#### Job:
Reproduce the listing exactly, with no pictures in your copy.
——
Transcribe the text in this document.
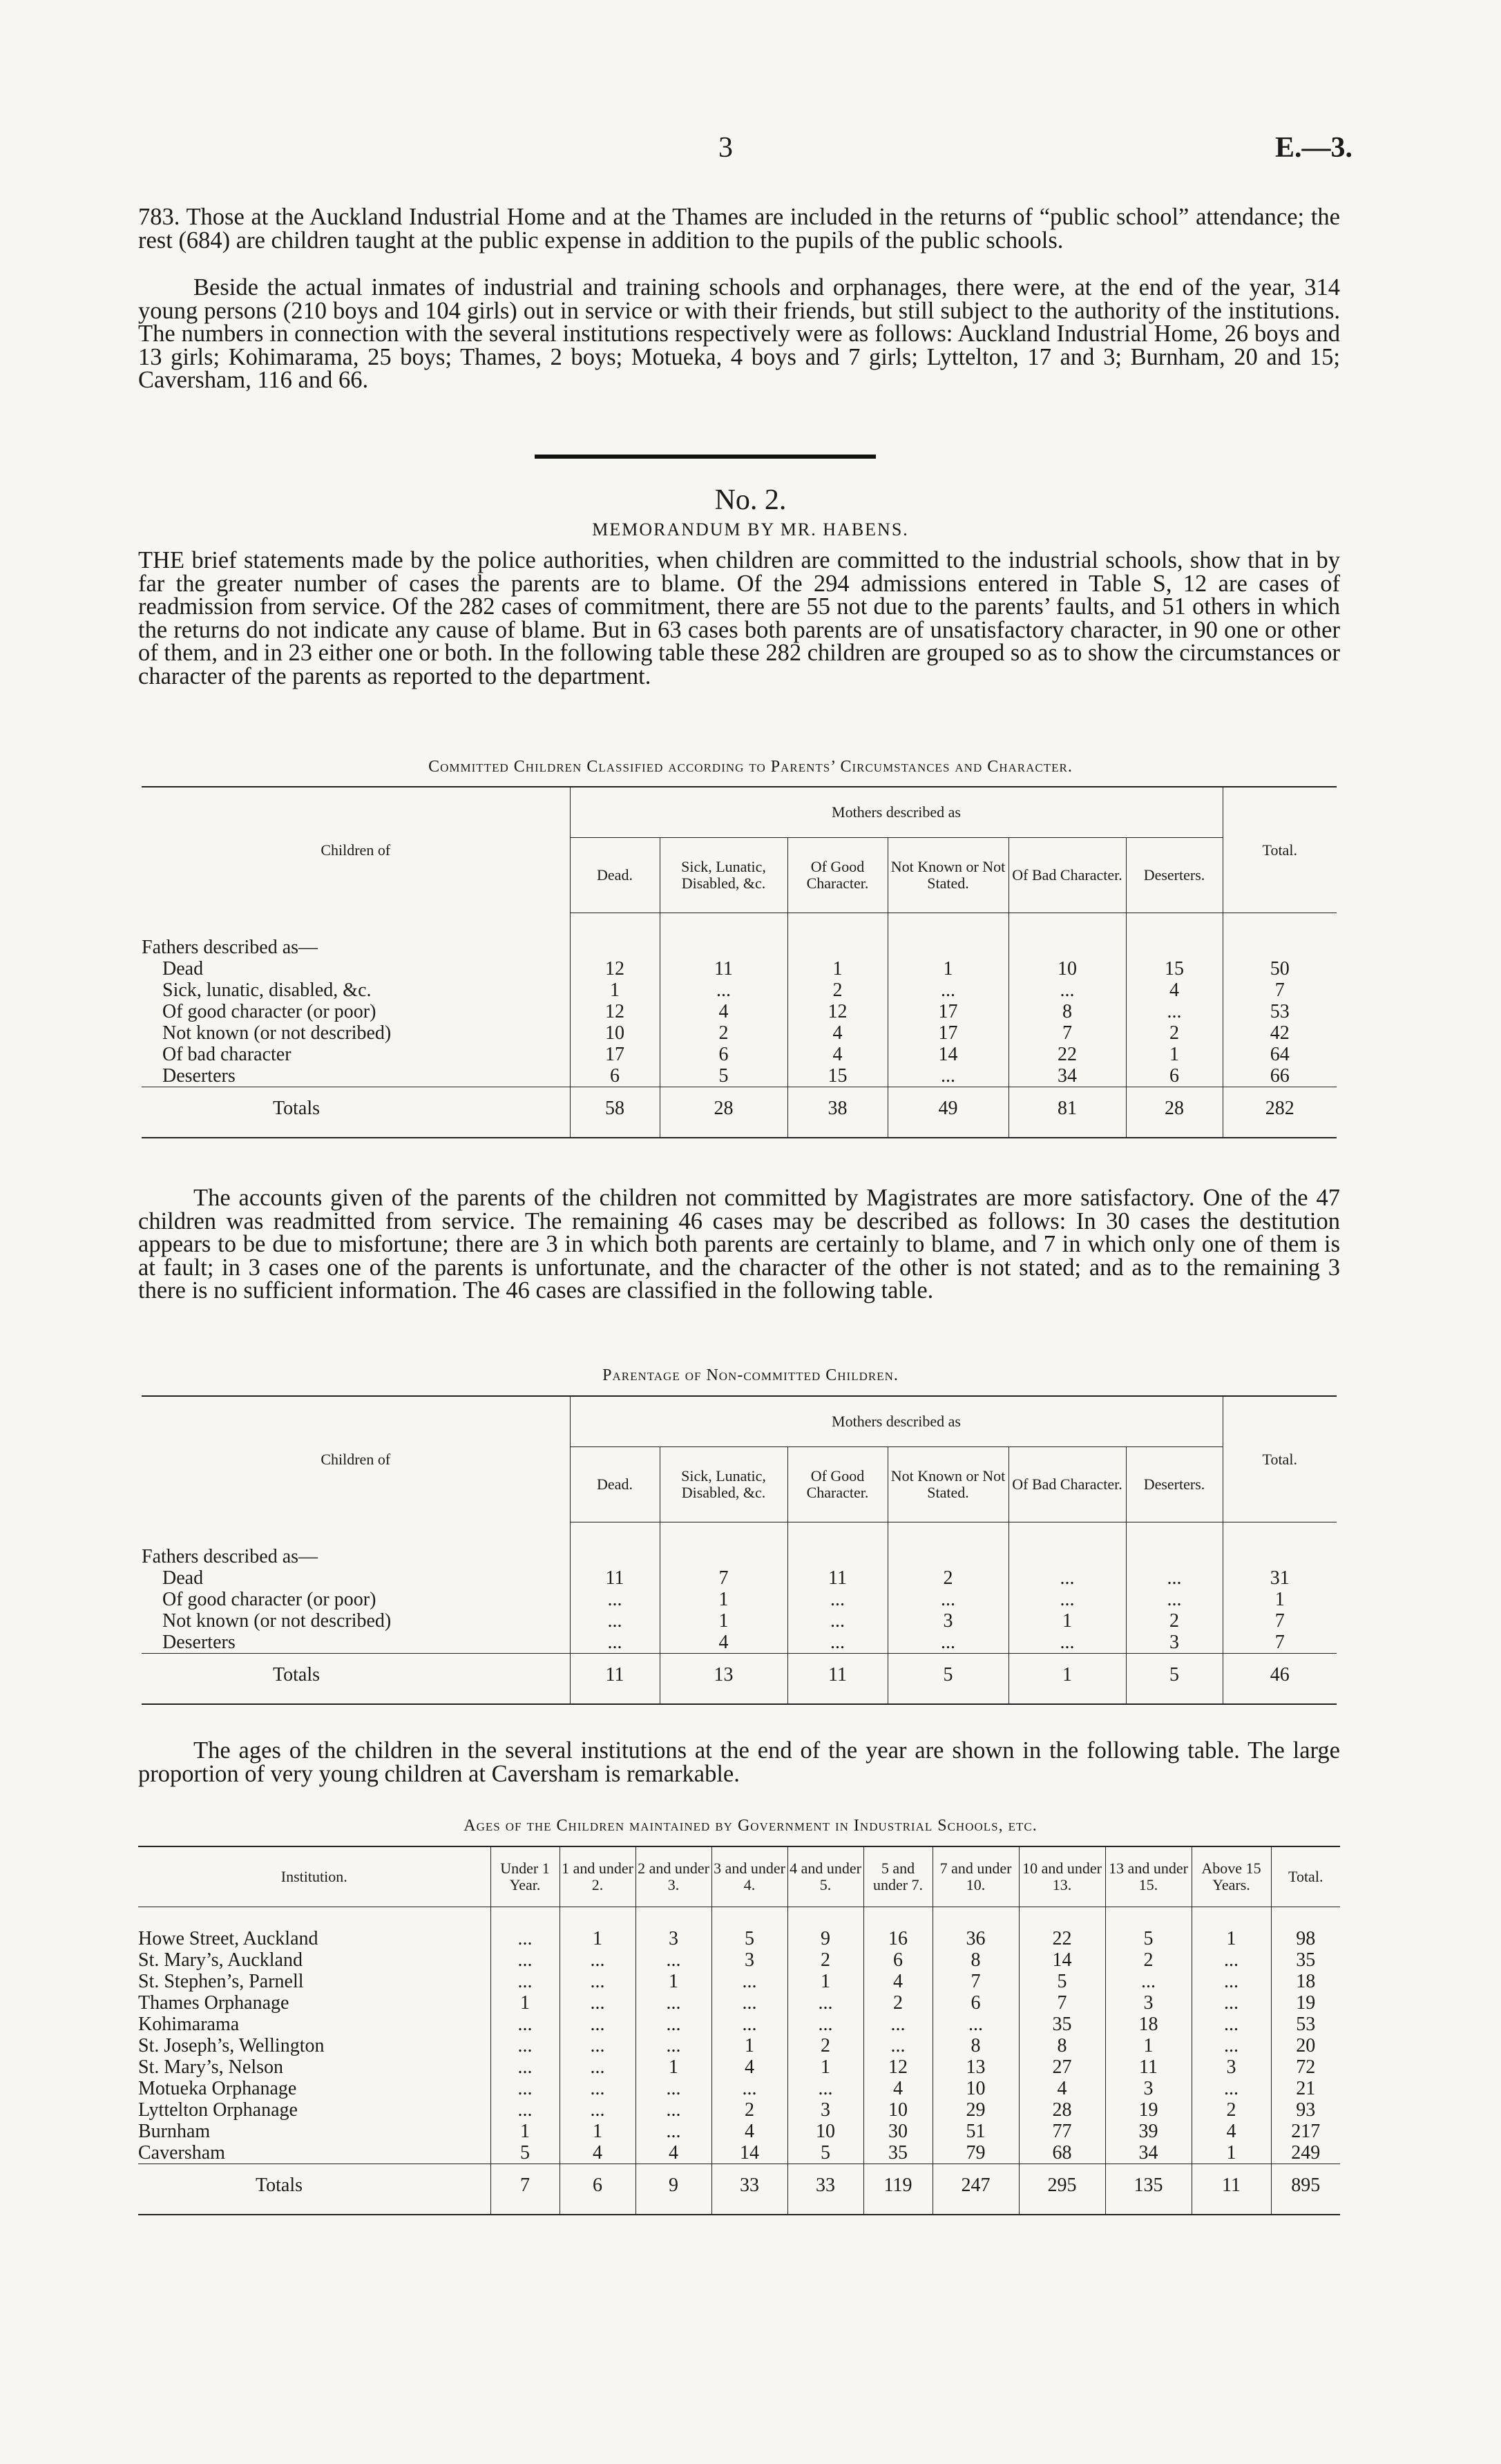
3	E.—3.

783. Those at the Auckland Industrial Home and at the Thames are included in the returns of “public school” attendance; the rest (684) are children taught at the public expense in addition to the pupils of the public schools.

Beside the actual inmates of industrial and training schools and orphanages, there were, at the end of the year, 314 young persons (210 boys and 104 girls) out in service or with their friends, but still subject to the authority of the institutions. The numbers in connection with the several institutions respectively were as follows: Auckland Industrial Home, 26 boys and 13 girls; Kohimarama, 25 boys; Thames, 2 boys; Motueka, 4 boys and 7 girls; Lyttelton, 17 and 3; Burnham, 20 and 15; Caversham, 116 and 66.

No. 2.
MEMORANDUM BY MR. HABENS.

THE brief statements made by the police authorities, when children are committed to the industrial schools, show that in by far the greater number of cases the parents are to blame. Of the 294 admissions entered in Table S, 12 are cases of readmission from service. Of the 282 cases of commitment, there are 55 not due to the parents’ faults, and 51 others in which the returns do not indicate any cause of blame. But in 63 cases both parents are of unsatisfactory character, in 90 one or other of them, and in 23 either one or both. In the following table these 282 children are grouped so as to show the circumstances or character of the parents as reported to the department.

Committed Children Classified according to Parents’ Circumstances and Character.
Children of	Mothers described as						Total.
	Dead.	Sick, Lunatic, Disabled, &c.	Of Good Character.	Not Known or Not Stated.	Of Bad Character.	Deserters.	

Fathers described as—							
Dead	12	11	1	1	10	15	50
Sick, lunatic, disabled, &c.	1	...	2	...	...	4	7
Of good character (or poor)	12	4	12	17	8	...	53
Not known (or not described)	10	2	4	17	7	2	42
Of bad character	17	6	4	14	22	1	64
Deserters	6	5	15	...	34	6	66
Totals	58	28	38	49	81	28	282

The accounts given of the parents of the children not committed by Magistrates are more satisfactory. One of the 47 children was readmitted from service. The remaining 46 cases may be described as follows: In 30 cases the destitution appears to be due to misfortune; there are 3 in which both parents are certainly to blame, and 7 in which only one of them is at fault; in 3 cases one of the parents is unfortunate, and the character of the other is not stated; and as to the remaining 3 there is no sufficient information. The 46 cases are classified in the following table.

Parentage of Non-committed Children.
Children of	Mothers described as						Total.
	Dead.	Sick, Lunatic, Disabled, &c.	Of Good Character.	Not Known or Not Stated.	Of Bad Character.	Deserters.	

Fathers described as—							
Dead	11	7	11	2	...	...	31
Of good character (or poor)	...	1	...	...	...	...	1
Not known (or not described)	...	1	...	3	1	2	7
Deserters	...	4	...	...	...	3	7
Totals	11	13	11	5	1	5	46

The ages of the children in the several institutions at the end of the year are shown in the following table. The large proportion of very young children at Caversham is remarkable.

Ages of the Children maintained by Government in Industrial Schools, etc.
Institution.	Under 1 Year.	1 and under 2.	2 and under 3.	3 and under 4.	4 and under 5.	5 and under 7.	7 and under 10.	10 and under 13.	13 and under 15.	Above 15 Years.	Total.

Howe Street, Auckland	...	1	3	5	9	16	36	22	5	1	98
St. Mary’s, Auckland	...	...	...	3	2	6	8	14	2	...	35
St. Stephen’s, Parnell	...	...	1	...	1	4	7	5	...	...	18
Thames Orphanage	1	...	...	...	...	2	6	7	3	...	19
Kohimarama	...	...	...	...	...	...	...	35	18	...	53
St. Joseph’s, Wellington	...	...	...	1	2	...	8	8	1	...	20
St. Mary’s, Nelson	...	...	1	4	1	12	13	27	11	3	72
Motueka Orphanage	...	...	...	...	...	4	10	4	3	...	21
Lyttelton Orphanage	...	...	...	2	3	10	29	28	19	2	93
Burnham	1	1	...	4	10	30	51	77	39	4	217
Caversham	5	4	4	14	5	35	79	68	34	1	249
Totals	7	6	9	33	33	119	247	295	135	11	895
——
#### Full solution:
Transcribe the text in this document.
3	E.—3.

783. Those at the Auckland Industrial Home and at the Thames are included in the returns of “public school” attendance; the rest (684) are children taught at the public expense in addition to the pupils of the public schools.

Beside the actual inmates of industrial and training schools and orphanages, there were, at the end of the year, 314 young persons (210 boys and 104 girls) out in service or with their friends, but still subject to the authority of the institutions. The numbers in connection with the several institutions respectively were as follows: Auckland Industrial Home, 26 boys and 13 girls; Kohimarama, 25 boys; Thames, 2 boys; Motueka, 4 boys and 7 girls; Lyttelton, 17 and 3; Burnham, 20 and 15; Caversham, 116 and 66.

No. 2.
MEMORANDUM BY MR. HABENS.

THE brief statements made by the police authorities, when children are committed to the industrial schools, show that in by far the greater number of cases the parents are to blame. Of the 294 admissions entered in Table S, 12 are cases of readmission from service. Of the 282 cases of commitment, there are 55 not due to the parents’ faults, and 51 others in which the returns do not indicate any cause of blame. But in 63 cases both parents are of unsatisfactory character, in 90 one or other of them, and in 23 either one or both. In the following table these 282 children are grouped so as to show the circumstances or character of the parents as reported to the department.

Committed Children Classified according to Parents’ Circumstances and Character.
Children of	Mothers described as						Total.
	Dead.	Sick, Lunatic, Disabled, &c.	Of Good Character.	Not Known or Not Stated.	Of Bad Character.	Deserters.	

Fathers described as—							
Dead	12	11	1	1	10	15	50
Sick, lunatic, disabled, &c.	1	...	2	...	...	4	7
Of good character (or poor)	12	4	12	17	8	...	53
Not known (or not described)	10	2	4	17	7	2	42
Of bad character	17	6	4	14	22	1	64
Deserters	6	5	15	...	34	6	66
Totals	58	28	38	49	81	28	282

The accounts given of the parents of the children not committed by Magistrates are more satisfactory. One of the 47 children was readmitted from service. The remaining 46 cases may be described as follows: In 30 cases the destitution appears to be due to misfortune; there are 3 in which both parents are certainly to blame, and 7 in which only one of them is at fault; in 3 cases one of the parents is unfortunate, and the character of the other is not stated; and as to the remaining 3 there is no sufficient information. The 46 cases are classified in the following table.

Parentage of Non-committed Children.
Children of	Mothers described as						Total.
	Dead.	Sick, Lunatic, Disabled, &c.	Of Good Character.	Not Known or Not Stated.	Of Bad Character.	Deserters.	

Fathers described as—							
Dead	11	7	11	2	...	...	31
Of good character (or poor)	...	1	...	...	...	...	1
Not known (or not described)	...	1	...	3	1	2	7
Deserters	...	4	...	...	...	3	7
Totals	11	13	11	5	1	5	46

The ages of the children in the several institutions at the end of the year are shown in the following table. The large proportion of very young children at Caversham is remarkable.

Ages of the Children maintained by Government in Industrial Schools, etc.
Institution.	Under 1 Year.	1 and under 2.	2 and under 3.	3 and under 4.	4 and under 5.	5 and under 7.	7 and under 10.	10 and under 13.	13 and under 15.	Above 15 Years.	Total.

Howe Street, Auckland	...	1	3	5	9	16	36	22	5	1	98
St. Mary’s, Auckland	...	...	...	3	2	6	8	14	2	...	35
St. Stephen’s, Parnell	...	...	1	...	1	4	7	5	...	...	18
Thames Orphanage	1	...	...	...	...	2	6	7	3	...	19
Kohimarama	...	...	...	...	...	...	...	35	18	...	53
St. Joseph’s, Wellington	...	...	...	1	2	...	8	8	1	...	20
St. Mary’s, Nelson	...	...	1	4	1	12	13	27	11	3	72
Motueka Orphanage	...	...	...	...	...	4	10	4	3	...	21
Lyttelton Orphanage	...	...	...	2	3	10	29	28	19	2	93
Burnham	1	1	...	4	10	30	51	77	39	4	217
Caversham	5	4	4	14	5	35	79	68	34	1	249
Totals	7	6	9	33	33	119	247	295	135	11	895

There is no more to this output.